### Objective
Restate the entries word for word, omitting nothing.

### Data listing

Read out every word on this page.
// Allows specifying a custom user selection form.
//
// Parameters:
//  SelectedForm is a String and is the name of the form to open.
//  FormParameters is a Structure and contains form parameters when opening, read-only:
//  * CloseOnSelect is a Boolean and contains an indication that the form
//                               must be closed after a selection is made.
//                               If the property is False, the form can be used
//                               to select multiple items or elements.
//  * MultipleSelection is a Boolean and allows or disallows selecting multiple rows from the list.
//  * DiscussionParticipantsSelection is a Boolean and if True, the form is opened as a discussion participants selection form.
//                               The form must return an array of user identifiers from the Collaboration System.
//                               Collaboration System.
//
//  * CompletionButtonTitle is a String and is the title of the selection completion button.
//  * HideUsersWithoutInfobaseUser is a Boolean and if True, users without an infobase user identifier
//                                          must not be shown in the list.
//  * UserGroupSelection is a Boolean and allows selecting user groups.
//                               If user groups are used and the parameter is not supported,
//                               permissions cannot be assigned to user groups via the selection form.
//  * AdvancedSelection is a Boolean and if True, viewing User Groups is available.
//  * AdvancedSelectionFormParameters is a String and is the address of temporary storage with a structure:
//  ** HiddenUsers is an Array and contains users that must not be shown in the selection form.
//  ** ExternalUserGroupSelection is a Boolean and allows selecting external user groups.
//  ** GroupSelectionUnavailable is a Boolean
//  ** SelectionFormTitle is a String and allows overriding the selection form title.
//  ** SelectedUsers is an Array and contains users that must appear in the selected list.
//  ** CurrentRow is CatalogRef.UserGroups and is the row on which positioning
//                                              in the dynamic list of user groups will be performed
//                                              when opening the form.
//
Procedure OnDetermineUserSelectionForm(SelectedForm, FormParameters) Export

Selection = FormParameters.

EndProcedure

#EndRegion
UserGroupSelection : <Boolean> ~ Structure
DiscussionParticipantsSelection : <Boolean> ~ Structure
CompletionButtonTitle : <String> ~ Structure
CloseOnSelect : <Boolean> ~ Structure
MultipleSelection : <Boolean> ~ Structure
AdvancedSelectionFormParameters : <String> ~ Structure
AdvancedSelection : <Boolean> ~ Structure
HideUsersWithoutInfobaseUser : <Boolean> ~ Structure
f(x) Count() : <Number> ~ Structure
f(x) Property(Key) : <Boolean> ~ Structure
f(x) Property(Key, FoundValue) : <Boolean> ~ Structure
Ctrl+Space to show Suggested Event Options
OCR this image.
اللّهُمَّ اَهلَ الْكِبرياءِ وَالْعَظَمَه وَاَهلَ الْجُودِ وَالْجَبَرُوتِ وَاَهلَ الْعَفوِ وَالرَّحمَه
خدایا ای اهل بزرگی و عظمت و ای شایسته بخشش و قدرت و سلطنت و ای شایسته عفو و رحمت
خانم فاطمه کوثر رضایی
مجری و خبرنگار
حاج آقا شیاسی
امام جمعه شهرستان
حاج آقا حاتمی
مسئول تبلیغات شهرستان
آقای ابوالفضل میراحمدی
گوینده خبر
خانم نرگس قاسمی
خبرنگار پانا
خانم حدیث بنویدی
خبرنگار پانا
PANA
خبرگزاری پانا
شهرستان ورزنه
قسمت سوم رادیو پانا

### Answer to the problem
Read out every word on this page.
// Allows specifying a custom user selection form.
//
// Parameters:
//  SelectedForm is a String and is the name of the form to open.
//  FormParameters is a Structure and contains form parameters when opening, read-only:
//  * CloseOnSelect is a Boolean and contains an indication that the form
//                               must be closed after a selection is made.
//                               If the property is False, the form can be used
//                               to select multiple items or elements.
//  * MultipleSelection is a Boolean and allows or disallows selecting multiple rows from the list.
//  * DiscussionParticipantsSelection is a Boolean and if True, the form is opened as a discussion participants selection form.
//                               The form must return an array of user identifiers from the Collaboration System.
//                               Collaboration System.
//
//  * CompletionButtonTitle is a String and is the title of the selection completion button.
//  * HideUsersWithoutInfobaseUser is a Boolean and if True, users without an infobase user identifier
//                                          must not be shown in the list.
//  * UserGroupSelection is a Boolean and allows selecting user groups.
//                               If user groups are used and the parameter is not supported,
//                               permissions cannot be assigned to user groups via the selection form.
//  * AdvancedSelection is a Boolean and if True, viewing User Groups is available.
//  * AdvancedSelectionFormParameters is a String and is the address of temporary storage with a structure:
//  ** HiddenUsers is an Array and contains users that must not be shown in the selection form.
//  ** ExternalUserGroupSelection is a Boolean and allows selecting external user groups.
//  ** GroupSelectionUnavailable is a Boolean
//  ** SelectionFormTitle is a String and allows overriding the selection form title.
//  ** SelectedUsers is an Array and contains users that must appear in the selected list.
//  ** CurrentRow is CatalogRef.UserGroups and is the row on which positioning
//                                              in the dynamic list of user groups will be performed
//                                              when opening the form.
//
Procedure OnDetermineUserSelectionForm(SelectedForm, FormParameters) Export

Selection = FormParameters.

EndProcedure

#EndRegion
UserGroupSelection : <Boolean> ~ Structure
DiscussionParticipantsSelection : <Boolean> ~ Structure
CompletionButtonTitle : <String> ~ Structure
CloseOnSelect : <Boolean> ~ Structure
MultipleSelection : <Boolean> ~ Structure
AdvancedSelectionFormParameters : <String> ~ Structure
AdvancedSelection : <Boolean> ~ Structure
HideUsersWithoutInfobaseUser : <Boolean> ~ Structure
f(x) Count() : <Number> ~ Structure
f(x) Property(Key) : <Boolean> ~ Structure
f(x) Property(Key, FoundValue) : <Boolean> ~ Structure
Ctrl+Space to show Suggested Event Options
OCR this image.
اللّهُمَّ اَهلَ الْكِبرياءِ وَالْعَظَمَه وَاَهلَ الْجُودِ وَالْجَبَرُوتِ وَاَهلَ الْعَفوِ وَالرَّحمَه
خدایا ای اهل بزرگی و عظمت و ای شایسته بخشش و قدرت و سلطنت و ای شایسته عفو و رحمت
خانم فاطمه کوثر رضایی
مجری و خبرنگار
حاج آقا شیاسی
امام جمعه شهرستان
حاج آقا حاتمی
مسئول تبلیغات شهرستان
آقای ابوالفضل میراحمدی
گوینده خبر
خانم نرگس قاسمی
خبرنگار پانا
خانم حدیث بنویدی
خبرنگار پانا
PANA
خبرگزاری پانا
شهرستان ورزنه
قسمت سوم رادیو پانا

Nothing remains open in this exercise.